[Collected data]

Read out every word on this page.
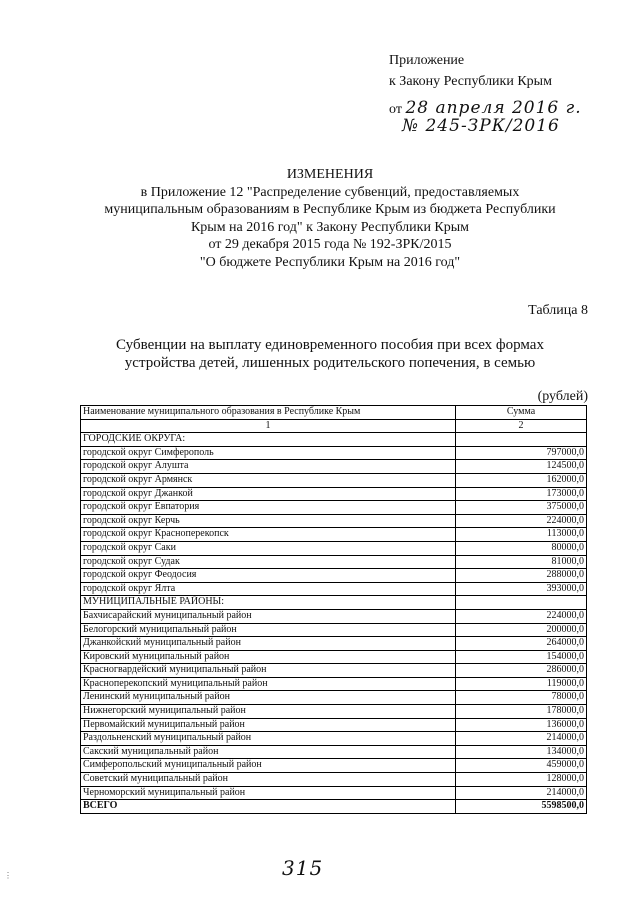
Приложение
к Закону Республики Крым
от 28 апреля 2016 г.
№ 245-ЗРК/2016
ИЗМЕНЕНИЯ
в Приложение 12 "Распределение субвенций, предоставляемых
муниципальным образованиям в Республике Крым из бюджета Республики
Крым на 2016 год" к Закону Республики Крым
от 29 декабря 2015 года № 192-ЗРК/2015
"О бюджете Республики Крым на 2016 год"
Таблица 8
Субвенции на выплату единовременного пособия при всех формах
устройства детей, лишенных родительского попечения, в семью
(рублей)
Наименование муниципального образования в Республике Крым	Сумма
1	2
ГОРОДСКИЕ ОКРУГА:	
городской округ Симферополь	797000,0
городской округ Алушта	124500,0
городской округ Армянск	162000,0
городской округ Джанкой	173000,0
городской округ Евпатория	375000,0
городской округ Керчь	224000,0
городской округ Красноперекопск	113000,0
городской округ Саки	80000,0
городской округ Судак	81000,0
городской округ Феодосия	288000,0
городской округ Ялта	393000,0
МУНИЦИПАЛЬНЫЕ РАЙОНЫ:	
Бахчисарайский муниципальный район	224000,0
Белогорский муниципальный район	200000,0
Джанкойский муниципальный район	264000,0
Кировский муниципальный район	154000,0
Красногвардейский муниципальный район	286000,0
Красноперекопский муниципальный район	119000,0
Ленинский муниципальный район	78000,0
Нижнегорский муниципальный район	178000,0
Первомайский муниципальный район	136000,0
Раздольненский муниципальный район	214000,0
Сакский муниципальный район	134000,0
Симферопольский муниципальный район	459000,0
Советский муниципальный район	128000,0
Черноморский муниципальный район	214000,0
ВСЕГО	5598500,0
315
⋮
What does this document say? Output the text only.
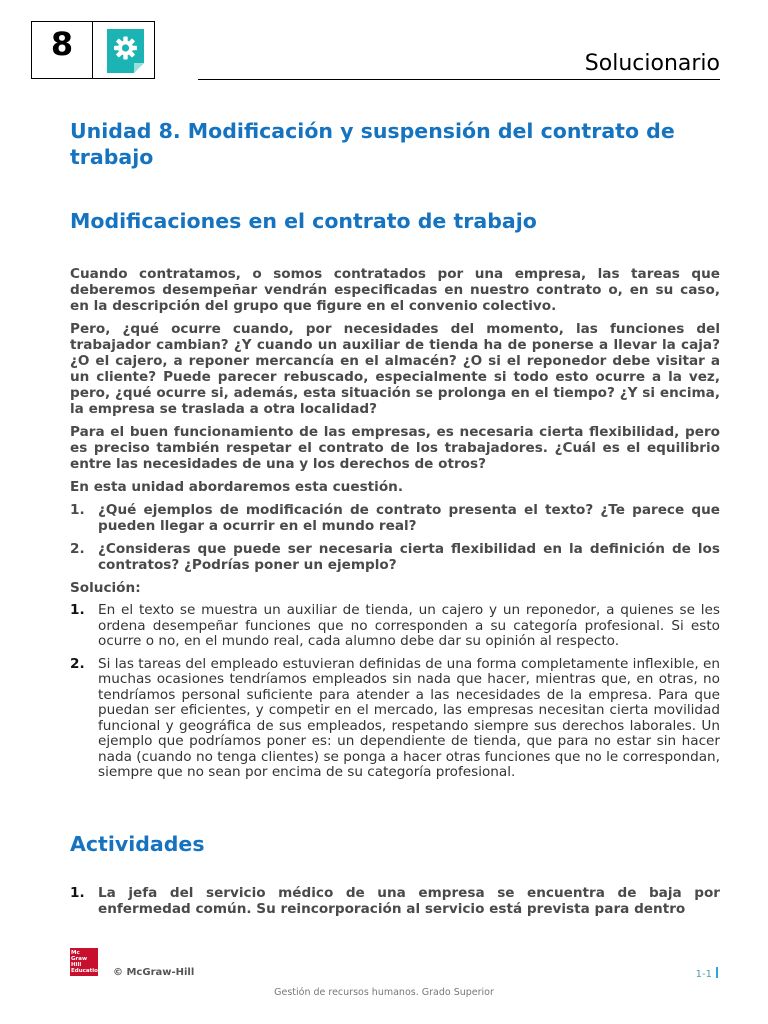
8
Solucionario
Unidad 8. Modificación y suspensión del contrato de trabajo
Modificaciones en el contrato de trabajo

Cuando contratamos, o somos contratados por una empresa, las tareas que deberemos desempeñar vendrán especificadas en nuestro contrato o, en su caso, en la descripción del grupo que figure en el convenio colectivo.

Pero, ¿qué ocurre cuando, por necesidades del momento, las funciones del trabajador cambian? ¿Y cuando un auxiliar de tienda ha de ponerse a llevar la caja? ¿O el cajero, a reponer mercancía en el almacén? ¿O si el reponedor debe visitar a un cliente? Puede parecer rebuscado, especialmente si todo esto ocurre a la vez, pero, ¿qué ocurre si, además, esta situación se prolonga en el tiempo? ¿Y si encima, la empresa se traslada a otra localidad?

Para el buen funcionamiento de las empresas, es necesaria cierta flexibilidad, pero es preciso también respetar el contrato de los trabajadores. ¿Cuál es el equilibrio entre las necesidades de una y los derechos de otros?

En esta unidad abordaremos esta cuestión.

1. ¿Qué ejemplos de modificación de contrato presenta el texto? ¿Te parece que pueden llegar a ocurrir en el mundo real?
2. ¿Consideras que puede ser necesaria cierta flexibilidad en la definición de los contratos? ¿Podrías poner un ejemplo?

Solución:

1. En el texto se muestra un auxiliar de tienda, un cajero y un reponedor, a quienes se les ordena desempeñar funciones que no corresponden a su categoría profesional. Si esto ocurre o no, en el mundo real, cada alumno debe dar su opinión al respecto.
2. Si las tareas del empleado estuvieran definidas de una forma completamente inflexible, en muchas ocasiones tendríamos empleados sin nada que hacer, mientras que, en otras, no tendríamos personal suficiente para atender a las necesidades de la empresa. Para que puedan ser eficientes, y competir en el mercado, las empresas necesitan cierta movilidad funcional y geográfica de sus empleados, respetando siempre sus derechos laborales. Un ejemplo que podríamos poner es: un dependiente de tienda, que para no estar sin hacer nada (cuando no tenga clientes) se ponga a hacer otras funciones que no le correspondan, siempre que no sean por encima de su categoría profesional.
Actividades
1. La jefa del servicio médico de una empresa se encuentra de baja por enfermedad común. Su reincorporación al servicio está prevista para dentro
Mc Graw Hill Education © McGraw-Hill	1-1
Gestión de recursos humanos. Grado Superior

Task directions: Do not include the images; transcribe the rest of the listing exactly.

Full response:
Read out every word on this page.
Приложение
к Закону Республики Крым
от 28 апреля 2016 г.
№ 245-ЗРК/2016
ИЗМЕНЕНИЯ
в Приложение 12 "Распределение субвенций, предоставляемых
муниципальным образованиям в Республике Крым из бюджета Республики
Крым на 2016 год" к Закону Республики Крым
от 29 декабря 2015 года № 192-ЗРК/2015
"О бюджете Республики Крым на 2016 год"
Таблица 8
Субвенции на выплату единовременного пособия при всех формах
устройства детей, лишенных родительского попечения, в семью
(рублей)
Наименование муниципального образования в Республике Крым	Сумма
1	2
ГОРОДСКИЕ ОКРУГА:	
городской округ Симферополь	797000,0
городской округ Алушта	124500,0
городской округ Армянск	162000,0
городской округ Джанкой	173000,0
городской округ Евпатория	375000,0
городской округ Керчь	224000,0
городской округ Красноперекопск	113000,0
городской округ Саки	80000,0
городской округ Судак	81000,0
городской округ Феодосия	288000,0
городской округ Ялта	393000,0
МУНИЦИПАЛЬНЫЕ РАЙОНЫ:	
Бахчисарайский муниципальный район	224000,0
Белогорский муниципальный район	200000,0
Джанкойский муниципальный район	264000,0
Кировский муниципальный район	154000,0
Красногвардейский муниципальный район	286000,0
Красноперекопский муниципальный район	119000,0
Ленинский муниципальный район	78000,0
Нижнегорский муниципальный район	178000,0
Первомайский муниципальный район	136000,0
Раздольненский муниципальный район	214000,0
Сакский муниципальный район	134000,0
Симферопольский муниципальный район	459000,0
Советский муниципальный район	128000,0
Черноморский муниципальный район	214000,0
ВСЕГО	5598500,0
315
⋮
What does this document say? Output the text only.
8
Solucionario
Unidad 8. Modificación y suspensión del contrato de trabajo
Modificaciones en el contrato de trabajo

Cuando contratamos, o somos contratados por una empresa, las tareas que deberemos desempeñar vendrán especificadas en nuestro contrato o, en su caso, en la descripción del grupo que figure en el convenio colectivo.

Pero, ¿qué ocurre cuando, por necesidades del momento, las funciones del trabajador cambian? ¿Y cuando un auxiliar de tienda ha de ponerse a llevar la caja? ¿O el cajero, a reponer mercancía en el almacén? ¿O si el reponedor debe visitar a un cliente? Puede parecer rebuscado, especialmente si todo esto ocurre a la vez, pero, ¿qué ocurre si, además, esta situación se prolonga en el tiempo? ¿Y si encima, la empresa se traslada a otra localidad?

Para el buen funcionamiento de las empresas, es necesaria cierta flexibilidad, pero es preciso también respetar el contrato de los trabajadores. ¿Cuál es el equilibrio entre las necesidades de una y los derechos de otros?

En esta unidad abordaremos esta cuestión.

1. ¿Qué ejemplos de modificación de contrato presenta el texto? ¿Te parece que pueden llegar a ocurrir en el mundo real?
2. ¿Consideras que puede ser necesaria cierta flexibilidad en la definición de los contratos? ¿Podrías poner un ejemplo?

Solución:

1. En el texto se muestra un auxiliar de tienda, un cajero y un reponedor, a quienes se les ordena desempeñar funciones que no corresponden a su categoría profesional. Si esto ocurre o no, en el mundo real, cada alumno debe dar su opinión al respecto.
2. Si las tareas del empleado estuvieran definidas de una forma completamente inflexible, en muchas ocasiones tendríamos empleados sin nada que hacer, mientras que, en otras, no tendríamos personal suficiente para atender a las necesidades de la empresa. Para que puedan ser eficientes, y competir en el mercado, las empresas necesitan cierta movilidad funcional y geográfica de sus empleados, respetando siempre sus derechos laborales. Un ejemplo que podríamos poner es: un dependiente de tienda, que para no estar sin hacer nada (cuando no tenga clientes) se ponga a hacer otras funciones que no le correspondan, siempre que no sean por encima de su categoría profesional.
Actividades
1. La jefa del servicio médico de una empresa se encuentra de baja por enfermedad común. Su reincorporación al servicio está prevista para dentro
Mc Graw Hill Education © McGraw-Hill	1-1
Gestión de recursos humanos. Grado Superior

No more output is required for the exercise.